Source passage ::
*-*-*

2. The air cooled internal combustion engine as claimed in claim 1, wherein said cowling is curved at least partially around said fan and said air filter is located in a plane which is curved in like fashion to said cowling.
3. The air cooled internal combustion engine as claimed in claim 1, wherein said air filter is located in a plane which is included into the flow of air leaving said air exit region.
4. The air cooled internal combustion engine as claimed in claim 1, wherein said filter is generally rectangular and has its longer axis substantially aligned with the direction of said air flow.
5. The air cooled internal combustion engine as claimed in claim 1, wherein said filter is substantially flush with said cowling.
6. An air filter arrangement for an internal combustion engine having a cylinder, a rotary fan powered by said engine and contained within a cowling which directs a flow of air from said fan towards said cylinder, said air filter arrangement comprising:
a generally planar air filter located in said flow, in a plane which is substantially parallel to the axis of rotation of said fan and also substantially parallel to a tangent to the outer circumference of said fan at an air exit region of said fan, and closely adjacent said air exit region of said fan to thereby increase the velocity of air flowing over said air filter, wherein the entire face of the planar air filter is in a plane which is parallel to the axis of rotation.
7. The arrangement as claimed in claim 6, wherein said cowling is curved at least partially around said fan and said air filter is located in a plane which is curved in like fashion to said cowling.
8. The arrangement as claimed in claim 6, wherein said air filter is located in a plane which is inclined into the flow of air leaving said air exit region.

*-*-*

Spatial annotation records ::

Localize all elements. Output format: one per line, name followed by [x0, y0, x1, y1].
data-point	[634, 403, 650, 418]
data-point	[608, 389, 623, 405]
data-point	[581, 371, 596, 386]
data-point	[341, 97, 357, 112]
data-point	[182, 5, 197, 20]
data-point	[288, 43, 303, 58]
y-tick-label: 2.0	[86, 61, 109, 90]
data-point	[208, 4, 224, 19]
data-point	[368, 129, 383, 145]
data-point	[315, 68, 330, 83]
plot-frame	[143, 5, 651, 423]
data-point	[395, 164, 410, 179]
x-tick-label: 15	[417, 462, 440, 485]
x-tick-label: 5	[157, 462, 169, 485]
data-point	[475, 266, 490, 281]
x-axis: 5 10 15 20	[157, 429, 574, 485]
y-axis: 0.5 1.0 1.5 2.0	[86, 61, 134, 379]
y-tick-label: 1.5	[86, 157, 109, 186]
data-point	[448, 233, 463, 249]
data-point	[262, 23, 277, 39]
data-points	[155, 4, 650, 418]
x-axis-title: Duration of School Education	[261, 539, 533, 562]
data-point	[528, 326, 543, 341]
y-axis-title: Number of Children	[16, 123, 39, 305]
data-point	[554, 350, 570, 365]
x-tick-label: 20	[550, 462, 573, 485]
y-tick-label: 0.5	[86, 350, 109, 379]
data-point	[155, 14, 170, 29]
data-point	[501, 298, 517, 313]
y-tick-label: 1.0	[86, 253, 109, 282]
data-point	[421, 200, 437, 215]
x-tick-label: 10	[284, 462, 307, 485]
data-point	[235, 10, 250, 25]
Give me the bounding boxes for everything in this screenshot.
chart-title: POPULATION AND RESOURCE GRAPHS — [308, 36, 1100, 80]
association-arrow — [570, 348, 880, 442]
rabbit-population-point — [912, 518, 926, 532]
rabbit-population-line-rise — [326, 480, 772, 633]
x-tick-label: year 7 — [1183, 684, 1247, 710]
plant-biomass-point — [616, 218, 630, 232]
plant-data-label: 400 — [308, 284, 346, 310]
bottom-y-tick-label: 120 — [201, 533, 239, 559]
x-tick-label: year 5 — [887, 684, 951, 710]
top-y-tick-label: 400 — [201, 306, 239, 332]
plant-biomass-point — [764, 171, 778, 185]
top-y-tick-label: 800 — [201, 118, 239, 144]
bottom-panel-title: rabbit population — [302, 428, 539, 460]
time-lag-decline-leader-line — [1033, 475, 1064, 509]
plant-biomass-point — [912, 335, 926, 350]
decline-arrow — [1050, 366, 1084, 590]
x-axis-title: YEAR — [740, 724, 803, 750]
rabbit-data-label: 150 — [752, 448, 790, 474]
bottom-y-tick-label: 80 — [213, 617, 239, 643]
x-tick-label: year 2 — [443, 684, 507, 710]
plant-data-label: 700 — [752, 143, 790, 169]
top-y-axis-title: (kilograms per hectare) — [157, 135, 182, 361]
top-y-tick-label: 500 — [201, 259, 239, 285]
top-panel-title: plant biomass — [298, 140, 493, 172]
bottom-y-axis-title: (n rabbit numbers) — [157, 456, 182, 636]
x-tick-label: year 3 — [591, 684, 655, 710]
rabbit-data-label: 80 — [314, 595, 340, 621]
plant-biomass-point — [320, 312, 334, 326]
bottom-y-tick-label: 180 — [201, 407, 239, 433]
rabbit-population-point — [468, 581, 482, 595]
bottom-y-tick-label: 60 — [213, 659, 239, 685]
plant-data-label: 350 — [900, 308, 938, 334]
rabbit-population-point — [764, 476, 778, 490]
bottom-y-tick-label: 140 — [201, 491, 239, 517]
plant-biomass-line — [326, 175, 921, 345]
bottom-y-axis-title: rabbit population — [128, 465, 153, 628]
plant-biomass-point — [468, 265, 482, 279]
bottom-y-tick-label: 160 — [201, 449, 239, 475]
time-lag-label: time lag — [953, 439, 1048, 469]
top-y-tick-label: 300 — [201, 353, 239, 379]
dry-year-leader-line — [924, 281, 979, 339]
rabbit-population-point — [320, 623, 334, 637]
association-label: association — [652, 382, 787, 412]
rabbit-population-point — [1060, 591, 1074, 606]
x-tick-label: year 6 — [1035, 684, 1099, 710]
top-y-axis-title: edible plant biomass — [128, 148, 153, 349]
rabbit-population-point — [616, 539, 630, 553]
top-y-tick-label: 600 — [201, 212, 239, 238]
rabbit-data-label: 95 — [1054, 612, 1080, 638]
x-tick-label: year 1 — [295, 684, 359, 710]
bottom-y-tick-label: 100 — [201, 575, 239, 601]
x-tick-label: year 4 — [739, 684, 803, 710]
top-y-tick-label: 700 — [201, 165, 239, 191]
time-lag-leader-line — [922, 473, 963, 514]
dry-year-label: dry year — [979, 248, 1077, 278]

*-*-*

Task requirements ::
[a] Set down the passage of the air filter claims word for word, from "2. The air cooled" down to "included into the flow of air leaving said air exit region.".
[b] In the air filter claims, what shape does claim 4 give the filter?

Full solutions ::
[a]
2. The air cooled internal combustion engine as claimed in claim 1, wherein said cowling is curved at least partially around said fan and said air filter is located in a plane which is curved in like fashion to said cowling.
3. The air cooled internal combustion engine as claimed in claim 1, wherein said air filter is located in a plane which is included into the flow of air leaving said air exit region.

[b] Generally rectangular.